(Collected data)
+ + + + + + +

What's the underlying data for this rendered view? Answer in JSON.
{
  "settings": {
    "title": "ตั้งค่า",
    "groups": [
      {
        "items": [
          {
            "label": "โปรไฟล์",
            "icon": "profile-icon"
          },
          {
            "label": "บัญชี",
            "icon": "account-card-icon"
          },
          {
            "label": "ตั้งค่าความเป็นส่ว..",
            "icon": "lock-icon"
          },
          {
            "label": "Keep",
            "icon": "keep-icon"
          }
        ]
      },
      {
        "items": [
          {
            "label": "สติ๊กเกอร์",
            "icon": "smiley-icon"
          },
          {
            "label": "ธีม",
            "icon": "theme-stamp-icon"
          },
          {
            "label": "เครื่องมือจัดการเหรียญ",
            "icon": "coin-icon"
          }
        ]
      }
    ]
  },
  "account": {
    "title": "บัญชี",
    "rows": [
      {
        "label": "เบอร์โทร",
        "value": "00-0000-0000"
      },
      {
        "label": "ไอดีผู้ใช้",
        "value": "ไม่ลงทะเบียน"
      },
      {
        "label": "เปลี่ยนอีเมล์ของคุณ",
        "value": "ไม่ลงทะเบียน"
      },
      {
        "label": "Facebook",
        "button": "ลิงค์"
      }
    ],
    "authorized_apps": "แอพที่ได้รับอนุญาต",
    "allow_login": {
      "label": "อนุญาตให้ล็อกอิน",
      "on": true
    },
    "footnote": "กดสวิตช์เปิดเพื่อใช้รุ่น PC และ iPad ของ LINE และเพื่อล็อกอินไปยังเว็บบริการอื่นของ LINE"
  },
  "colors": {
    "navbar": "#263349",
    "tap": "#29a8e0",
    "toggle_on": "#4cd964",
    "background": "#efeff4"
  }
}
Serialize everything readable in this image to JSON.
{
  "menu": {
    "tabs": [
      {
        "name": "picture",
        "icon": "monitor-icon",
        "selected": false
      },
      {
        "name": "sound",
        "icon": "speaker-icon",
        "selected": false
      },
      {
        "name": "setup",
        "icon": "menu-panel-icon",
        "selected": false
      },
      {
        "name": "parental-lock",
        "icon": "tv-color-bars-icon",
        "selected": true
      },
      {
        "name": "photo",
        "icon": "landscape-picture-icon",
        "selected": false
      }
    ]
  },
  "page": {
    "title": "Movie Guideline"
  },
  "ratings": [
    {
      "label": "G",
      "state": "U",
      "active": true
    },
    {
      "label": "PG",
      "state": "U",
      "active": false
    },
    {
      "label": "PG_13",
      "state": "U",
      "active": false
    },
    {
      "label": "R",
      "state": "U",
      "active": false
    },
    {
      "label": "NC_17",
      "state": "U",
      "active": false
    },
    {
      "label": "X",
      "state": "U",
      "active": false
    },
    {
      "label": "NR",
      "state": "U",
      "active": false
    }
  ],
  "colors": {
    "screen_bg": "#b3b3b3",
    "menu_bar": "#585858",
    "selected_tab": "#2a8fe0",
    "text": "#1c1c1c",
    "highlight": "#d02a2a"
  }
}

+ + + + + + +

> [INSTRUCTIONS FOR THE TASK] Return every line exactly.

> [TASK ANSWER]
What's the underlying data for this rendered view? Answer in JSON.
{
  "settings": {
    "title": "ตั้งค่า",
    "groups": [
      {
        "items": [
          {
            "label": "โปรไฟล์",
            "icon": "profile-icon"
          },
          {
            "label": "บัญชี",
            "icon": "account-card-icon"
          },
          {
            "label": "ตั้งค่าความเป็นส่ว..",
            "icon": "lock-icon"
          },
          {
            "label": "Keep",
            "icon": "keep-icon"
          }
        ]
      },
      {
        "items": [
          {
            "label": "สติ๊กเกอร์",
            "icon": "smiley-icon"
          },
          {
            "label": "ธีม",
            "icon": "theme-stamp-icon"
          },
          {
            "label": "เครื่องมือจัดการเหรียญ",
            "icon": "coin-icon"
          }
        ]
      }
    ]
  },
  "account": {
    "title": "บัญชี",
    "rows": [
      {
        "label": "เบอร์โทร",
        "value": "00-0000-0000"
      },
      {
        "label": "ไอดีผู้ใช้",
        "value": "ไม่ลงทะเบียน"
      },
      {
        "label": "เปลี่ยนอีเมล์ของคุณ",
        "value": "ไม่ลงทะเบียน"
      },
      {
        "label": "Facebook",
        "button": "ลิงค์"
      }
    ],
    "authorized_apps": "แอพที่ได้รับอนุญาต",
    "allow_login": {
      "label": "อนุญาตให้ล็อกอิน",
      "on": true
    },
    "footnote": "กดสวิตช์เปิดเพื่อใช้รุ่น PC และ iPad ของ LINE และเพื่อล็อกอินไปยังเว็บบริการอื่นของ LINE"
  },
  "colors": {
    "navbar": "#263349",
    "tap": "#29a8e0",
    "toggle_on": "#4cd964",
    "background": "#efeff4"
  }
}
Serialize everything readable in this image to JSON.
{
  "menu": {
    "tabs": [
      {
        "name": "picture",
        "icon": "monitor-icon",
        "selected": false
      },
      {
        "name": "sound",
        "icon": "speaker-icon",
        "selected": false
      },
      {
        "name": "setup",
        "icon": "menu-panel-icon",
        "selected": false
      },
      {
        "name": "parental-lock",
        "icon": "tv-color-bars-icon",
        "selected": true
      },
      {
        "name": "photo",
        "icon": "landscape-picture-icon",
        "selected": false
      }
    ]
  },
  "page": {
    "title": "Movie Guideline"
  },
  "ratings": [
    {
      "label": "G",
      "state": "U",
      "active": true
    },
    {
      "label": "PG",
      "state": "U",
      "active": false
    },
    {
      "label": "PG_13",
      "state": "U",
      "active": false
    },
    {
      "label": "R",
      "state": "U",
      "active": false
    },
    {
      "label": "NC_17",
      "state": "U",
      "active": false
    },
    {
      "label": "X",
      "state": "U",
      "active": false
    },
    {
      "label": "NR",
      "state": "U",
      "active": false
    }
  ],
  "colors": {
    "screen_bg": "#b3b3b3",
    "menu_bar": "#585858",
    "selected_tab": "#2a8fe0",
    "text": "#1c1c1c",
    "highlight": "#d02a2a"
  }
}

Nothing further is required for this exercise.